◆ Goal of the exercise
Print every line of the records verbatim, from the line containing "clock-icon [216,177,226,187]" through the line containing "wifi-icon: ◠ [297,13,306,24]", including both of those lines.

◆ Data shown
■ ■ ■ ■

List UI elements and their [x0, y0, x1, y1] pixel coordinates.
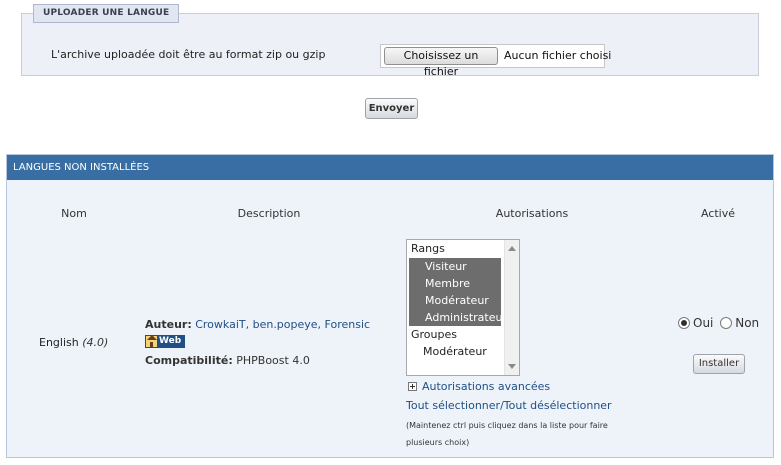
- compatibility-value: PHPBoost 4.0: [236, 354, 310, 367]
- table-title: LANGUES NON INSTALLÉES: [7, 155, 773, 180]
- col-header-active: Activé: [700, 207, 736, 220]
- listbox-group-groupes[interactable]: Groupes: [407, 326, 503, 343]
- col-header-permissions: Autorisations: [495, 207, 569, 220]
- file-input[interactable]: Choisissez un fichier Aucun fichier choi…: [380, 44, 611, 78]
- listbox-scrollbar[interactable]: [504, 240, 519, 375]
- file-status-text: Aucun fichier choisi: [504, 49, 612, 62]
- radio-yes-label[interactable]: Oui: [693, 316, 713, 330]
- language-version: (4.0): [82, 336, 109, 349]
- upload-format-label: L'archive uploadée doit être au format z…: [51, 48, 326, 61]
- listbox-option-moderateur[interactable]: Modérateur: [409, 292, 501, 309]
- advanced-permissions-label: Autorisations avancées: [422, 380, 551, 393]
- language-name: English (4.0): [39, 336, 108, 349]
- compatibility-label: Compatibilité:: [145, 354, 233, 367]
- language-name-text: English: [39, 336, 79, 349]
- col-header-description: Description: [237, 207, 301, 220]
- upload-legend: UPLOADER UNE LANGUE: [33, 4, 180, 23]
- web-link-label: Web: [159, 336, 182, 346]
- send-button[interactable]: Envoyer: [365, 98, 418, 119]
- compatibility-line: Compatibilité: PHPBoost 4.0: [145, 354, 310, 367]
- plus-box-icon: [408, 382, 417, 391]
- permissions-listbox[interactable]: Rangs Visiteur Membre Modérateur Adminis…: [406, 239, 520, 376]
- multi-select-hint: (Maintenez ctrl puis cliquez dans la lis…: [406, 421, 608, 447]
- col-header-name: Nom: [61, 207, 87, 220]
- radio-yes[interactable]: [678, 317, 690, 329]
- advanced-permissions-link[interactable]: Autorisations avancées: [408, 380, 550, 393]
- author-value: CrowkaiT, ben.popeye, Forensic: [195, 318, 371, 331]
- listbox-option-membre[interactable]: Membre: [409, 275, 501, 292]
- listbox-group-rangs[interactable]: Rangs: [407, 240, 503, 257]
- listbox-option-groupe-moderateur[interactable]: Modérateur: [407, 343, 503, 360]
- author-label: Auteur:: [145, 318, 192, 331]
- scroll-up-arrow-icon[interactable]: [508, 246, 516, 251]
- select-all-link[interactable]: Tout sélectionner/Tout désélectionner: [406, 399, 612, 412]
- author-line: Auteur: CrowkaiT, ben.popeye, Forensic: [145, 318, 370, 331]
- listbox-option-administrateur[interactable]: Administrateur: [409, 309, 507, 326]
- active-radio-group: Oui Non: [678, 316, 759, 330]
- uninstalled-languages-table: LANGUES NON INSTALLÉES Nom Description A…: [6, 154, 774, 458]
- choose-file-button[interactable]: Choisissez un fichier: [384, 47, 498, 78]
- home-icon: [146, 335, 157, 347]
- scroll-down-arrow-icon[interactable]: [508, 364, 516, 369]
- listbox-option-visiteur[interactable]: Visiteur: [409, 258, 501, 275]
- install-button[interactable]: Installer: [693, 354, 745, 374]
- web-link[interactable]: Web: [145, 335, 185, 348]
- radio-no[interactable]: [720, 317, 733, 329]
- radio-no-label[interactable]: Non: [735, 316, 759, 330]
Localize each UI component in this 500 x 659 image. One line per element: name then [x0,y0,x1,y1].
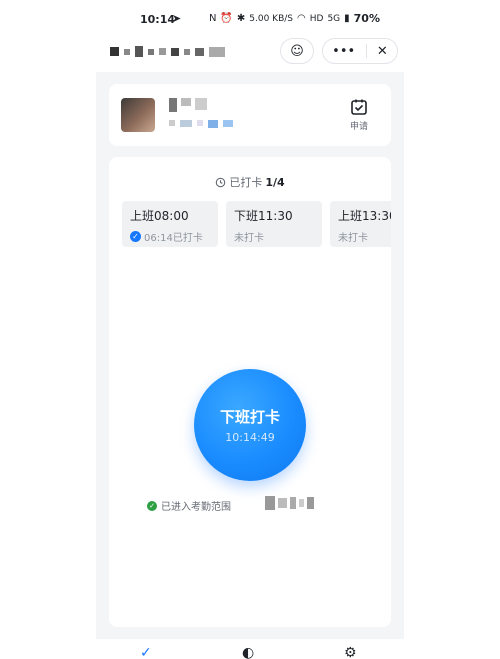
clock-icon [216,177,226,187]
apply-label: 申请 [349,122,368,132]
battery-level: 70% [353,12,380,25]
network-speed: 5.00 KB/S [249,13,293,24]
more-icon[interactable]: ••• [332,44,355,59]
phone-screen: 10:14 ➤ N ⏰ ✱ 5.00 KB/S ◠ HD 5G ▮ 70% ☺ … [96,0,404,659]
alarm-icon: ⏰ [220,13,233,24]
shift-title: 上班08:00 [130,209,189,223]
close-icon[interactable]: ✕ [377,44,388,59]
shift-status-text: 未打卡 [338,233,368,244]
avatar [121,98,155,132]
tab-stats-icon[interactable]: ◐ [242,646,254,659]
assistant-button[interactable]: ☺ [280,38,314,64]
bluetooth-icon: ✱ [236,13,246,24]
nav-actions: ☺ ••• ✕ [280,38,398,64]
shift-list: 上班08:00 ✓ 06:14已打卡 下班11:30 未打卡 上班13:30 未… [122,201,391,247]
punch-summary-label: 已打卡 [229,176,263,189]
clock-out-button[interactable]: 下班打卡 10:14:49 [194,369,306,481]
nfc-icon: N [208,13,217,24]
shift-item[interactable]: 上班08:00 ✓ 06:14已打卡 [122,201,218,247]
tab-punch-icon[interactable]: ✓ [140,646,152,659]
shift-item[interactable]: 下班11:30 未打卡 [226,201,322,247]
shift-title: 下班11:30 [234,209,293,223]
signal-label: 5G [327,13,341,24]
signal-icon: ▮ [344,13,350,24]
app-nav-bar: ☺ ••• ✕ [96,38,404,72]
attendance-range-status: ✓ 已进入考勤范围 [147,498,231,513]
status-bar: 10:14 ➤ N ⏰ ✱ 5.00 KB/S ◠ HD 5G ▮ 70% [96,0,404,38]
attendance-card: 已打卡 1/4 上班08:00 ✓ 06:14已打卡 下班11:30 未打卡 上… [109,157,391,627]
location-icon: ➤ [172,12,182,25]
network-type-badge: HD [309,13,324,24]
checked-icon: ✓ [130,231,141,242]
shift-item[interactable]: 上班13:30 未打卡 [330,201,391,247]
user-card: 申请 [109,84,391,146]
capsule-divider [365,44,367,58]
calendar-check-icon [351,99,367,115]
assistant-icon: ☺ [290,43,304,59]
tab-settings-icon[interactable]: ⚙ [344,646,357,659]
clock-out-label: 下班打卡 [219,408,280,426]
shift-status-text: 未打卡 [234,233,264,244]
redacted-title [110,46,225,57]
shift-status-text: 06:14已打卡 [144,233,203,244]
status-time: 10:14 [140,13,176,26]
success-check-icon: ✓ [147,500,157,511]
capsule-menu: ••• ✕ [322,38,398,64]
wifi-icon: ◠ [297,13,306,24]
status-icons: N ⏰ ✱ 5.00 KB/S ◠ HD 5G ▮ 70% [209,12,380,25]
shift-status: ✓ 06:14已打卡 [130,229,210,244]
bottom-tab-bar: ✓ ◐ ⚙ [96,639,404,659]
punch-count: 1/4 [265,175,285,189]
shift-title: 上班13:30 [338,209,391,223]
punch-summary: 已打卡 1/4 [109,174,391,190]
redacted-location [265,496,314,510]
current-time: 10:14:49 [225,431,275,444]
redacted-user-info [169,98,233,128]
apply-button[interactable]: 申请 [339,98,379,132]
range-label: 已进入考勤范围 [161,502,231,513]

■ ■ ■ ■

◆ Expected output
clock-icon [216,177,226,187]
apply-label: 申请 [349,122,368,132]
battery-level: 70% [353,12,380,25]
network-speed: 5.00 KB/S [249,13,293,24]
more-icon[interactable]: ••• [332,44,355,59]
phone-screen: 10:14 ➤ N ⏰ ✱ 5.00 KB/S ◠ HD 5G ▮ 70% ☺ … [96,0,404,659]
alarm-icon: ⏰ [220,13,233,24]
shift-title: 上班08:00 [130,209,189,223]
close-icon[interactable]: ✕ [377,44,388,59]
shift-status-text: 未打卡 [338,233,368,244]
avatar [121,98,155,132]
tab-stats-icon[interactable]: ◐ [242,646,254,659]
assistant-button[interactable]: ☺ [280,38,314,64]
bluetooth-icon: ✱ [236,13,246,24]
nav-actions: ☺ ••• ✕ [280,38,398,64]
shift-list: 上班08:00 ✓ 06:14已打卡 下班11:30 未打卡 上班13:30 未… [122,201,391,247]
punch-summary-label: 已打卡 [229,176,263,189]
clock-out-button[interactable]: 下班打卡 10:14:49 [194,369,306,481]
nfc-icon: N [208,13,217,24]
shift-item[interactable]: 上班08:00 ✓ 06:14已打卡 [122,201,218,247]
tab-punch-icon[interactable]: ✓ [140,646,152,659]
shift-item[interactable]: 下班11:30 未打卡 [226,201,322,247]
shift-title: 下班11:30 [234,209,293,223]
signal-label: 5G [327,13,341,24]
signal-icon: ▮ [344,13,350,24]
app-nav-bar: ☺ ••• ✕ [96,38,404,72]
attendance-range-status: ✓ 已进入考勤范围 [147,498,231,513]
status-bar: 10:14 ➤ N ⏰ ✱ 5.00 KB/S ◠ HD 5G ▮ 70% [96,0,404,38]
attendance-card: 已打卡 1/4 上班08:00 ✓ 06:14已打卡 下班11:30 未打卡 上… [109,157,391,627]
location-icon: ➤ [172,12,182,25]
network-type-badge: HD [309,13,324,24]
checked-icon: ✓ [130,231,141,242]
shift-item[interactable]: 上班13:30 未打卡 [330,201,391,247]
user-card: 申请 [109,84,391,146]
capsule-divider [365,44,367,58]
calendar-check-icon [351,99,367,115]
assistant-icon: ☺ [290,43,304,59]
tab-settings-icon[interactable]: ⚙ [344,646,357,659]
clock-out-label: 下班打卡 [219,408,280,426]
shift-status-text: 未打卡 [234,233,264,244]
redacted-title [110,46,225,57]
shift-status-text: 06:14已打卡 [144,233,203,244]
status-time: 10:14 [140,13,176,26]
success-check-icon: ✓ [147,500,157,511]
capsule-menu: ••• ✕ [322,38,398,64]
wifi-icon: ◠ [297,13,306,24]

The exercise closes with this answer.